___ RECORDS FOR THIS TASK
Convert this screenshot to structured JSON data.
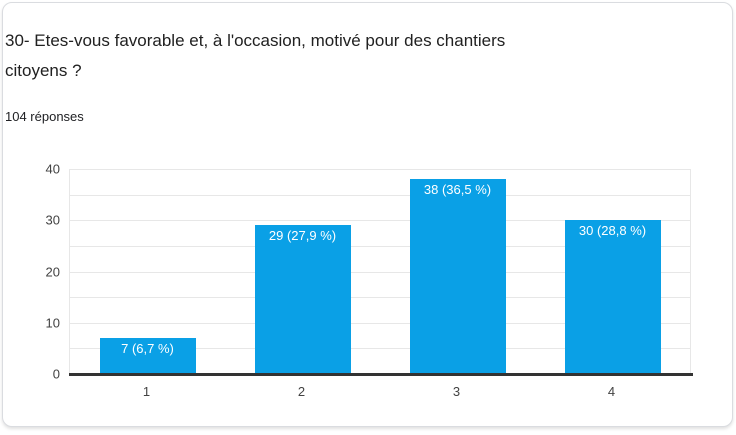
{
  "header": {
    "title_lines": [
      "30- Etes-vous favorable et, à l'occasion, motivé pour des chantiers",
      "citoyens ?"
    ],
    "responses_label": "104 réponses"
  },
  "chart_data": {
    "type": "bar",
    "title": "30- Etes-vous favorable et, à l'occasion, motivé pour des chantiers citoyens ?",
    "subtitle": "104 réponses",
    "categories": [
      "1",
      "2",
      "3",
      "4"
    ],
    "values": [
      7,
      29,
      38,
      30
    ],
    "percentages": [
      6.7,
      27.9,
      36.5,
      28.8
    ],
    "bar_labels": [
      "7 (6,7 %)",
      "29 (27,9 %)",
      "38 (36,5 %)",
      "30 (28,8 %)"
    ],
    "xlabel": "",
    "ylabel": "",
    "ylim": [
      0,
      40
    ],
    "yticks": [
      0,
      10,
      20,
      30,
      40
    ],
    "minor_grid_step": 5,
    "grid": true,
    "legend": "none",
    "colors": {
      "bar": "#0aa0e6",
      "bar_label": "#ffffff",
      "gridline": "#e7e7e7",
      "baseline": "#333333",
      "axis_label": "#424242"
    }
  }
}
______
STATED GOAL:
Restate each entry word for word, please, but drop any images it holds.

CORRECT RESPONSE:
Convert this screenshot to structured JSON data.
{
  "header": {
    "title_lines": [
      "30- Etes-vous favorable et, à l'occasion, motivé pour des chantiers",
      "citoyens ?"
    ],
    "responses_label": "104 réponses"
  },
  "chart_data": {
    "type": "bar",
    "title": "30- Etes-vous favorable et, à l'occasion, motivé pour des chantiers citoyens ?",
    "subtitle": "104 réponses",
    "categories": [
      "1",
      "2",
      "3",
      "4"
    ],
    "values": [
      7,
      29,
      38,
      30
    ],
    "percentages": [
      6.7,
      27.9,
      36.5,
      28.8
    ],
    "bar_labels": [
      "7 (6,7 %)",
      "29 (27,9 %)",
      "38 (36,5 %)",
      "30 (28,8 %)"
    ],
    "xlabel": "",
    "ylabel": "",
    "ylim": [
      0,
      40
    ],
    "yticks": [
      0,
      10,
      20,
      30,
      40
    ],
    "minor_grid_step": 5,
    "grid": true,
    "legend": "none",
    "colors": {
      "bar": "#0aa0e6",
      "bar_label": "#ffffff",
      "gridline": "#e7e7e7",
      "baseline": "#333333",
      "axis_label": "#424242"
    }
  }
}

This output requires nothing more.